## Exercise details:
The entries below are to be transcribed in full, without their images.

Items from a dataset
-------------------------
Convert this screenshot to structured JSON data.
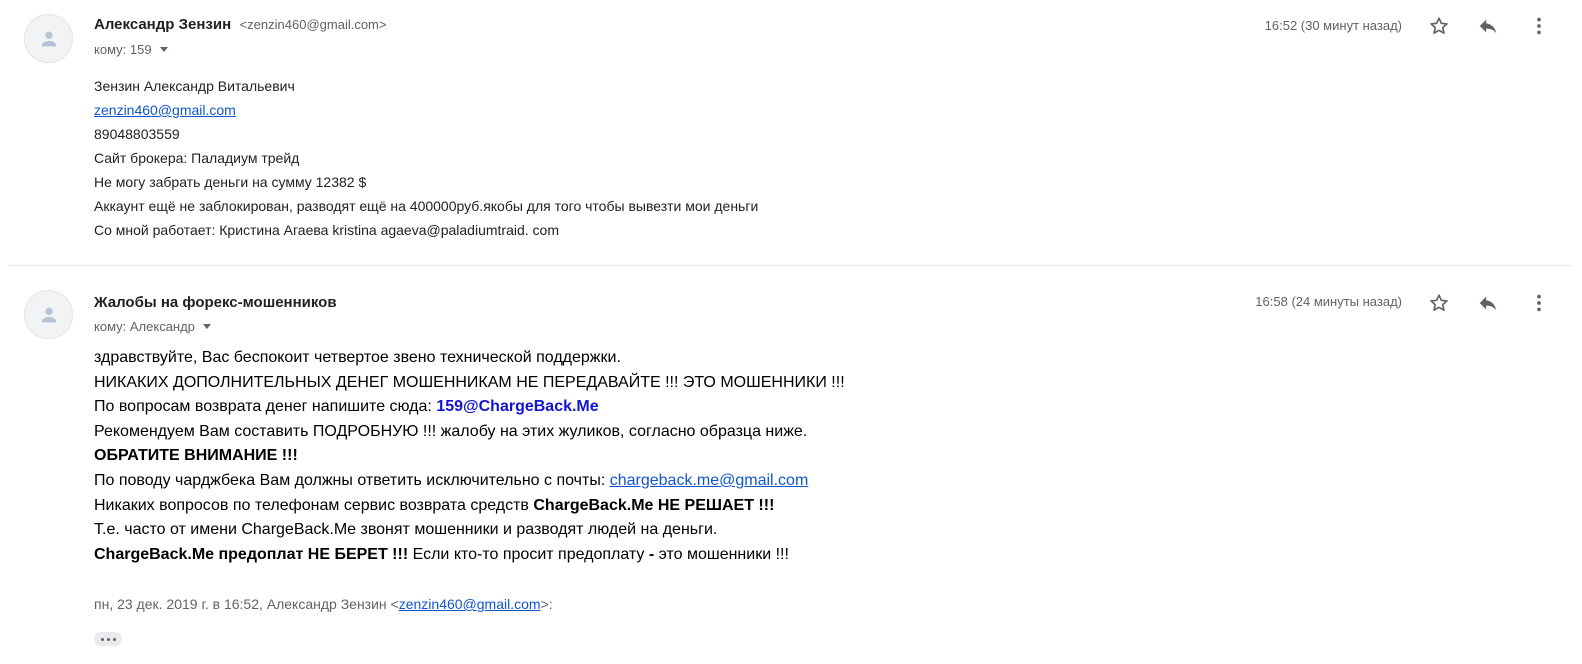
{
  "messages": [
    {
      "sender_name": "Александр Зензин",
      "sender_email": "<zenzin460@gmail.com>",
      "to": "кому: 159",
      "time": "16:52 (30 минут назад)",
      "body_lines": [
        "Зензин Александр Витальевич",
        "zenzin460@gmail.com",
        "89048803559",
        "Сайт брокера: Паладиум трейд",
        "Не могу забрать деньги на сумму 12382 $",
        "Аккаунт ещё не заблокирован, разводят ещё на 400000руб.якобы для того чтобы вывезти мои деньги",
        "Со мной работает: Кристина Агаева kristina agaeva@paladiumtraid. com"
      ]
    },
    {
      "sender_name": "Жалобы на форекс-мошенников",
      "to": "кому: Александр",
      "time": "16:58 (24 минуты назад)",
      "body": {
        "line1": "здравствуйте, Вас беспокоит четвертое звено технической поддержки.",
        "line2": "НИКАКИХ ДОПОЛНИТЕЛЬНЫХ ДЕНЕГ МОШЕННИКАМ НЕ ПЕРЕДАВАЙТЕ !!! ЭТО МОШЕННИКИ !!!",
        "line3_prefix": "По вопросам возврата денег напишите сюда: ",
        "line3_email": "159@ChargeBack.Me",
        "line4": "Рекомендуем Вам составить ПОДРОБНУЮ !!! жалобу на этих жуликов, согласно образца ниже.",
        "line5": "ОБРАТИТЕ ВНИМАНИЕ !!!",
        "line6_prefix": "По поводу чарджбека Вам должны ответить исключительно с почты: ",
        "line6_email": "chargeback.me@gmail.com",
        "line7_prefix": "Никаких вопросов по телефонам сервис возврата средств ",
        "line7_bold": "ChargeBack.Me НЕ РЕШАЕТ !!!",
        "line8": "Т.е. часто от имени ChargeBack.Me звонят мошенники и разводят людей на деньги.",
        "line9_bold": "ChargeBack.Me предоплат НЕ БЕРЕТ !!!",
        "line9_mid": " Если кто-то просит предоплату ",
        "line9_dash": "-",
        "line9_end": " это мошенники !!!"
      },
      "quote_prefix": "пн, 23 дек. 2019 г. в 16:52, Александр Зензин <",
      "quote_email": "zenzin460@gmail.com",
      "quote_suffix": ">:"
    }
  ],
  "icons": [
    "avatar-person-icon",
    "star-icon",
    "reply-icon",
    "more-vert-icon",
    "caret-down-icon",
    "ellipsis-icon"
  ],
  "colors": {
    "link": "#1155cc",
    "highlight_email": "#1313d4",
    "meta": "#5f6368"
  }
}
-------------------------
## Answer in full:
Convert this screenshot to structured JSON data.
{
  "messages": [
    {
      "sender_name": "Александр Зензин",
      "sender_email": "<zenzin460@gmail.com>",
      "to": "кому: 159",
      "time": "16:52 (30 минут назад)",
      "body_lines": [
        "Зензин Александр Витальевич",
        "zenzin460@gmail.com",
        "89048803559",
        "Сайт брокера: Паладиум трейд",
        "Не могу забрать деньги на сумму 12382 $",
        "Аккаунт ещё не заблокирован, разводят ещё на 400000руб.якобы для того чтобы вывезти мои деньги",
        "Со мной работает: Кристина Агаева kristina agaeva@paladiumtraid. com"
      ]
    },
    {
      "sender_name": "Жалобы на форекс-мошенников",
      "to": "кому: Александр",
      "time": "16:58 (24 минуты назад)",
      "body": {
        "line1": "здравствуйте, Вас беспокоит четвертое звено технической поддержки.",
        "line2": "НИКАКИХ ДОПОЛНИТЕЛЬНЫХ ДЕНЕГ МОШЕННИКАМ НЕ ПЕРЕДАВАЙТЕ !!! ЭТО МОШЕННИКИ !!!",
        "line3_prefix": "По вопросам возврата денег напишите сюда: ",
        "line3_email": "159@ChargeBack.Me",
        "line4": "Рекомендуем Вам составить ПОДРОБНУЮ !!! жалобу на этих жуликов, согласно образца ниже.",
        "line5": "ОБРАТИТЕ ВНИМАНИЕ !!!",
        "line6_prefix": "По поводу чарджбека Вам должны ответить исключительно с почты: ",
        "line6_email": "chargeback.me@gmail.com",
        "line7_prefix": "Никаких вопросов по телефонам сервис возврата средств ",
        "line7_bold": "ChargeBack.Me НЕ РЕШАЕТ !!!",
        "line8": "Т.е. часто от имени ChargeBack.Me звонят мошенники и разводят людей на деньги.",
        "line9_bold": "ChargeBack.Me предоплат НЕ БЕРЕТ !!!",
        "line9_mid": " Если кто-то просит предоплату ",
        "line9_dash": "-",
        "line9_end": " это мошенники !!!"
      },
      "quote_prefix": "пн, 23 дек. 2019 г. в 16:52, Александр Зензин <",
      "quote_email": "zenzin460@gmail.com",
      "quote_suffix": ">:"
    }
  ],
  "icons": [
    "avatar-person-icon",
    "star-icon",
    "reply-icon",
    "more-vert-icon",
    "caret-down-icon",
    "ellipsis-icon"
  ],
  "colors": {
    "link": "#1155cc",
    "highlight_email": "#1313d4",
    "meta": "#5f6368"
  }
}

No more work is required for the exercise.